#### To be done
Reproduce the records below, swapping every "percent-sign" for "percent-symbol" and leaving everything else unchanged.

#### Material supplied
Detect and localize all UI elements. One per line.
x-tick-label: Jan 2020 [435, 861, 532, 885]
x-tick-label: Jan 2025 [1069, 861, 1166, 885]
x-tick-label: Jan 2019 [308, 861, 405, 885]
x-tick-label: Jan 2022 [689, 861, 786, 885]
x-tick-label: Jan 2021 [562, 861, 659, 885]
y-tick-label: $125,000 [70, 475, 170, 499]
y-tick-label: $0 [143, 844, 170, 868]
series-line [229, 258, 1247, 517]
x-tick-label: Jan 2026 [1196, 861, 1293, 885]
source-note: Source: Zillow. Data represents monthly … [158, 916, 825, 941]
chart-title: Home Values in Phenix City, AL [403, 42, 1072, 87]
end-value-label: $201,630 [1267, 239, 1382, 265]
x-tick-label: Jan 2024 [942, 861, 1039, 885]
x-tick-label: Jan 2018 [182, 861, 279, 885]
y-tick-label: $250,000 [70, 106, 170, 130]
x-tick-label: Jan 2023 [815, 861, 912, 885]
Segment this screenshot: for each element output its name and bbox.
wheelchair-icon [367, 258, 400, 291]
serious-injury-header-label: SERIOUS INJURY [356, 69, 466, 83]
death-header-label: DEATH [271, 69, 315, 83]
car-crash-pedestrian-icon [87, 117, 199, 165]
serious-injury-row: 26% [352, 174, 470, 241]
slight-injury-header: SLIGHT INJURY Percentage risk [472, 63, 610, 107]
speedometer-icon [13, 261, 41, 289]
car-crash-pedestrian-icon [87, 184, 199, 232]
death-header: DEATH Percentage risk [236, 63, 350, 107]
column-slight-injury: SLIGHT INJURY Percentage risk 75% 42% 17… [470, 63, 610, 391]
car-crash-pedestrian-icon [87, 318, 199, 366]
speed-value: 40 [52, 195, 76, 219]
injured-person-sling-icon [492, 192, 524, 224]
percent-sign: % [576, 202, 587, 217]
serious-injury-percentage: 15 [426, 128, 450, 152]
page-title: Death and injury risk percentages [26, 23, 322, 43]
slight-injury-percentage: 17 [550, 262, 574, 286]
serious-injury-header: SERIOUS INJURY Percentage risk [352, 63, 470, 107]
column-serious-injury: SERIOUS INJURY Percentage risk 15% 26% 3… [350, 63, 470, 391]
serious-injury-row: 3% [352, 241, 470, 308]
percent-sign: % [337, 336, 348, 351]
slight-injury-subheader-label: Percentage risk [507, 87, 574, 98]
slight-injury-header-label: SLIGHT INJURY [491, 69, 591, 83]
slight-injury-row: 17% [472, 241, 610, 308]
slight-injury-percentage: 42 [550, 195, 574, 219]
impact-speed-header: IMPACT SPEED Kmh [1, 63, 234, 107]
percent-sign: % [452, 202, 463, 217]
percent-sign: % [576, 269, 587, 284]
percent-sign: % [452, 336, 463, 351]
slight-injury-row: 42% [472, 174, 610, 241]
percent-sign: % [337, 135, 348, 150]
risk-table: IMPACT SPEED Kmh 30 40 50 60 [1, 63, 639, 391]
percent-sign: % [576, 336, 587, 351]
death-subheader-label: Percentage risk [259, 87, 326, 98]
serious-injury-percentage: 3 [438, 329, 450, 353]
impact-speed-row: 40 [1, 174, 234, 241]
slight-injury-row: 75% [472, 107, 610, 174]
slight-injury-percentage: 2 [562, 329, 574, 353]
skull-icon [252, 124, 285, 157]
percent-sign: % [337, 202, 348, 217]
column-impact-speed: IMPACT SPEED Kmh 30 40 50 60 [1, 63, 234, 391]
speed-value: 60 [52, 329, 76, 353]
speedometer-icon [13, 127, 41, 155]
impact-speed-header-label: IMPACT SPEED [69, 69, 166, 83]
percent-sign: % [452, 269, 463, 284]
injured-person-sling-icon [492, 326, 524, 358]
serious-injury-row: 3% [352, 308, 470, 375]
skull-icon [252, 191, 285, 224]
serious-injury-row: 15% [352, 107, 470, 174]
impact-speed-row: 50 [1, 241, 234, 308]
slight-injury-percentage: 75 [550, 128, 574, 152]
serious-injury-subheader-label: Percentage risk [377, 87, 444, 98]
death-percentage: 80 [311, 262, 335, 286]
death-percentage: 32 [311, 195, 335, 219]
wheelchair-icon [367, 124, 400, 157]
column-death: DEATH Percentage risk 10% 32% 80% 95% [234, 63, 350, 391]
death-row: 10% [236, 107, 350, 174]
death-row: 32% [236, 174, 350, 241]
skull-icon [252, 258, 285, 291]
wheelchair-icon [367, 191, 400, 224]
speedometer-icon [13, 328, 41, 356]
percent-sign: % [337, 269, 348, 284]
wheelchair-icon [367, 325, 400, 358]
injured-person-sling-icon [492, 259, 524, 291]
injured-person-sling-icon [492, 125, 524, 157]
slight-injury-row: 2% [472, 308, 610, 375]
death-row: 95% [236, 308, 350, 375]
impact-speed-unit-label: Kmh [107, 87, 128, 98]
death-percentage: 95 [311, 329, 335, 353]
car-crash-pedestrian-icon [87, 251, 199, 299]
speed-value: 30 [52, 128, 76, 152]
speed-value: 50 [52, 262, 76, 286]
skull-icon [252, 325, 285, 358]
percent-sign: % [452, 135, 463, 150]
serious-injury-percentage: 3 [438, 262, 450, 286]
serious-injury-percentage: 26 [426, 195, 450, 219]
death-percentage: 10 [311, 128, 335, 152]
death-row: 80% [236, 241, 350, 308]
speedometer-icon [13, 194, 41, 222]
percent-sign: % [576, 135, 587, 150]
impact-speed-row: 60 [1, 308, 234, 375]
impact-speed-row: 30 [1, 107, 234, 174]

#### Solved exercise
Detect and localize all UI elements. One per line.
x-tick-label: Jan 2020 [435, 861, 532, 885]
x-tick-label: Jan 2025 [1069, 861, 1166, 885]
x-tick-label: Jan 2019 [308, 861, 405, 885]
x-tick-label: Jan 2022 [689, 861, 786, 885]
x-tick-label: Jan 2021 [562, 861, 659, 885]
y-tick-label: $125,000 [70, 475, 170, 499]
y-tick-label: $0 [143, 844, 170, 868]
series-line [229, 258, 1247, 517]
x-tick-label: Jan 2026 [1196, 861, 1293, 885]
source-note: Source: Zillow. Data represents monthly … [158, 916, 825, 941]
chart-title: Home Values in Phenix City, AL [403, 42, 1072, 87]
end-value-label: $201,630 [1267, 239, 1382, 265]
x-tick-label: Jan 2024 [942, 861, 1039, 885]
x-tick-label: Jan 2018 [182, 861, 279, 885]
y-tick-label: $250,000 [70, 106, 170, 130]
x-tick-label: Jan 2023 [815, 861, 912, 885]
Segment this screenshot: for each element output its name and bbox.
wheelchair-icon [367, 258, 400, 291]
serious-injury-header-label: SERIOUS INJURY [356, 69, 466, 83]
death-header-label: DEATH [271, 69, 315, 83]
car-crash-pedestrian-icon [87, 117, 199, 165]
serious-injury-row: 26% [352, 174, 470, 241]
slight-injury-header: SLIGHT INJURY Percentage risk [472, 63, 610, 107]
speedometer-icon [13, 261, 41, 289]
car-crash-pedestrian-icon [87, 184, 199, 232]
death-header: DEATH Percentage risk [236, 63, 350, 107]
column-slight-injury: SLIGHT INJURY Percentage risk 75% 42% 17… [470, 63, 610, 391]
car-crash-pedestrian-icon [87, 318, 199, 366]
speed-value: 40 [52, 195, 76, 219]
injured-person-sling-icon [492, 192, 524, 224]
percent-symbol: % [576, 202, 587, 217]
serious-injury-percentage: 15 [426, 128, 450, 152]
page-title: Death and injury risk percentages [26, 23, 322, 43]
slight-injury-percentage: 17 [550, 262, 574, 286]
serious-injury-header: SERIOUS INJURY Percentage risk [352, 63, 470, 107]
column-serious-injury: SERIOUS INJURY Percentage risk 15% 26% 3… [350, 63, 470, 391]
serious-injury-row: 3% [352, 241, 470, 308]
percent-symbol: % [337, 336, 348, 351]
slight-injury-subheader-label: Percentage risk [507, 87, 574, 98]
slight-injury-header-label: SLIGHT INJURY [491, 69, 591, 83]
slight-injury-row: 17% [472, 241, 610, 308]
slight-injury-percentage: 42 [550, 195, 574, 219]
impact-speed-header: IMPACT SPEED Kmh [1, 63, 234, 107]
percent-symbol: % [452, 202, 463, 217]
percent-symbol: % [576, 269, 587, 284]
percent-symbol: % [452, 336, 463, 351]
slight-injury-row: 42% [472, 174, 610, 241]
percent-symbol: % [337, 135, 348, 150]
risk-table: IMPACT SPEED Kmh 30 40 50 60 [1, 63, 639, 391]
percent-symbol: % [576, 336, 587, 351]
death-subheader-label: Percentage risk [259, 87, 326, 98]
serious-injury-percentage: 3 [438, 329, 450, 353]
impact-speed-row: 40 [1, 174, 234, 241]
slight-injury-row: 75% [472, 107, 610, 174]
slight-injury-percentage: 2 [562, 329, 574, 353]
skull-icon [252, 124, 285, 157]
percent-symbol: % [337, 202, 348, 217]
column-impact-speed: IMPACT SPEED Kmh 30 40 50 60 [1, 63, 234, 391]
speed-value: 60 [52, 329, 76, 353]
speedometer-icon [13, 127, 41, 155]
impact-speed-header-label: IMPACT SPEED [69, 69, 166, 83]
percent-symbol: % [452, 269, 463, 284]
injured-person-sling-icon [492, 326, 524, 358]
serious-injury-row: 3% [352, 308, 470, 375]
skull-icon [252, 191, 285, 224]
serious-injury-row: 15% [352, 107, 470, 174]
impact-speed-row: 50 [1, 241, 234, 308]
slight-injury-percentage: 75 [550, 128, 574, 152]
serious-injury-subheader-label: Percentage risk [377, 87, 444, 98]
death-percentage: 80 [311, 262, 335, 286]
death-percentage: 32 [311, 195, 335, 219]
wheelchair-icon [367, 124, 400, 157]
column-death: DEATH Percentage risk 10% 32% 80% 95% [234, 63, 350, 391]
death-row: 10% [236, 107, 350, 174]
death-row: 32% [236, 174, 350, 241]
skull-icon [252, 258, 285, 291]
wheelchair-icon [367, 191, 400, 224]
speedometer-icon [13, 328, 41, 356]
percent-symbol: % [337, 269, 348, 284]
wheelchair-icon [367, 325, 400, 358]
injured-person-sling-icon [492, 259, 524, 291]
injured-person-sling-icon [492, 125, 524, 157]
slight-injury-row: 2% [472, 308, 610, 375]
death-row: 95% [236, 308, 350, 375]
impact-speed-unit-label: Kmh [107, 87, 128, 98]
death-percentage: 95 [311, 329, 335, 353]
car-crash-pedestrian-icon [87, 251, 199, 299]
speed-value: 30 [52, 128, 76, 152]
speed-value: 50 [52, 262, 76, 286]
skull-icon [252, 325, 285, 358]
percent-symbol: % [452, 135, 463, 150]
serious-injury-percentage: 3 [438, 262, 450, 286]
serious-injury-percentage: 26 [426, 195, 450, 219]
death-percentage: 10 [311, 128, 335, 152]
death-row: 80% [236, 241, 350, 308]
speedometer-icon [13, 194, 41, 222]
percent-symbol: % [576, 135, 587, 150]
impact-speed-row: 60 [1, 308, 234, 375]
impact-speed-row: 30 [1, 107, 234, 174]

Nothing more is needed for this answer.